§ Tâche demandée A
Recopiez les entrées depuis la ligne contenant « legend-label-male: Male — » jusqu'à la ligne contenant « category-label: 20 to », en remplaçant « chart-title » par « chart-heading » et en laissant tout le reste intact.

§ Texte fourni
___

LES DÉFIS DE L’HOMME
Il n’y a pas de liberté en soi, il n’y a de liberté qu’en être.
La liberté à l’égard de la mort est libération de la vie
En quoi la mort donne-t-elle un sens à la vie ?
Montaigne apporte une première réponse, c’est celle de la liberté. Il perçoit que la liberté est d’abord libération ; et, qu’en ce sens, elle ne peut être adhésion, mais refus : la liberté ne s’apprend pas, c’est la servitude qui se dés-apprend.
Il entrevoit ensuite qu’elle est une intention : elle se prémédite.
Il pressent enfin, bien avant Don Juan, le lien intime et étroit qui l’unit dans ce qu’elle a d’absolu à l’absolu de la mort. Et il infère, perspicace : “Le but de nostre carriere, c’est la mort, c’est l’object necessaire de nostre visée : si elle nous effraye, comme est il possible d’aller un pas en avant, sans fiebvre ? Le remede du vulgaire c’est de n’y pas penser. Mais de quelle brutale stupidité luy peut venir un si grossier aveuglement”[1] ?
Ne craignons pas la mort : la peur de la voir nous empêche de vivre ; la voir au contraire nous donne envie de mieux vivre et de nous réaliser dans l’existence.
Ce n’est pas la mort qu’il faut tuer, mais notre peur. La peur qu’elle inspire : elle s’insinue et s’installe au tréfonds de nous.
La boutade de Marc Dugain, si vraie ! tourne en dérision la phobie du trépas : « En théorie, je pense qu’on a tort de craindre la mort parce qu’on a été mort très longtemps avant de naître et qu’on n’en garde pas, a priori, de très mauvais souvenirs[2]. »

___

§ Éléments répertoriés dans un jeu de données
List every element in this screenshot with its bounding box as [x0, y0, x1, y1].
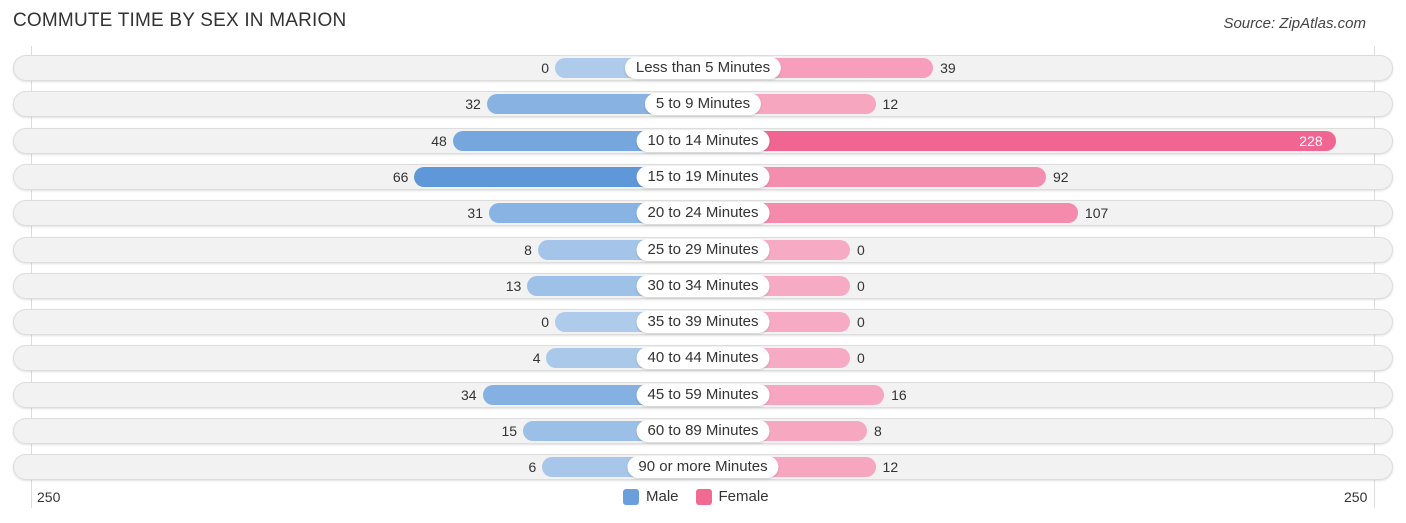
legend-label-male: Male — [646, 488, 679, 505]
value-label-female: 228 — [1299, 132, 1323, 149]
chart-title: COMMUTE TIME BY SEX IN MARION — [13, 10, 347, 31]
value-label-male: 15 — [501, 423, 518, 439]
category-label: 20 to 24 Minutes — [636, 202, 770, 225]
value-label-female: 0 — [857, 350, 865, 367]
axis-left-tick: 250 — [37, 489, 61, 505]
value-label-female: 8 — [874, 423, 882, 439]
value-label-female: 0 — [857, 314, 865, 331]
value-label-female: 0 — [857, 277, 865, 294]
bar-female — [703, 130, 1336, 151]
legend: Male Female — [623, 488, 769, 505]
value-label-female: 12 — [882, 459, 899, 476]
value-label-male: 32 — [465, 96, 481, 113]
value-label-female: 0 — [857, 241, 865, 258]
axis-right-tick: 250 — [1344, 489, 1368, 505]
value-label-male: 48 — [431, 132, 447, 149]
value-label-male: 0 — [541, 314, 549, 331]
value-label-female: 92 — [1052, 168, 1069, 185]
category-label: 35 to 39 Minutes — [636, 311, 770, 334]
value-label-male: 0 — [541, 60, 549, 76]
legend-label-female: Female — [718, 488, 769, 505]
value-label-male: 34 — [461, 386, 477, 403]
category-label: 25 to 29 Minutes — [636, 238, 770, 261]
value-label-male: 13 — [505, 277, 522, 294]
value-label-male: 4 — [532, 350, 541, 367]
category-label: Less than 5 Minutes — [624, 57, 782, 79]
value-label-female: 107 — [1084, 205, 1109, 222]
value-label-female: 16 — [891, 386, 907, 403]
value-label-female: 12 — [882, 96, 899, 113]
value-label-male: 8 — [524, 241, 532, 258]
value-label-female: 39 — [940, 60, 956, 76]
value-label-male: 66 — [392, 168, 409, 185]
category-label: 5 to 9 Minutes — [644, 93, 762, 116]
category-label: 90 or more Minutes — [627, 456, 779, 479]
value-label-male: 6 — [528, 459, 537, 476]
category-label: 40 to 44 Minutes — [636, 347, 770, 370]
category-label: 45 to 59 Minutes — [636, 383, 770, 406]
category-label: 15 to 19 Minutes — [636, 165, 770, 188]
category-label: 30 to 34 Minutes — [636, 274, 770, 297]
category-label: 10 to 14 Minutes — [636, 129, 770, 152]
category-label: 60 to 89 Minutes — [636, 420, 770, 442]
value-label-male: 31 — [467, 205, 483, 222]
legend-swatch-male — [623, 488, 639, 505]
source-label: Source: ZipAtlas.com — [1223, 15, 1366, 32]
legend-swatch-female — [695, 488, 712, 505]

___

§ Tâche demandée B
Relevez tous les noms de personnes ou de personnages mentionnés dans le texte sur la mort et la liberté.

§ Résultat A
legend-label-male: Male — [646, 488, 679, 505]
value-label-female: 228 — [1299, 132, 1323, 149]
chart-heading: COMMUTE TIME BY SEX IN MARION — [13, 10, 347, 31]
value-label-male: 15 — [501, 423, 518, 439]
category-label: 20 to 24 Minutes — [636, 202, 770, 225]

§ Résultat B
Montaigne, Don Juan, Marc Dugain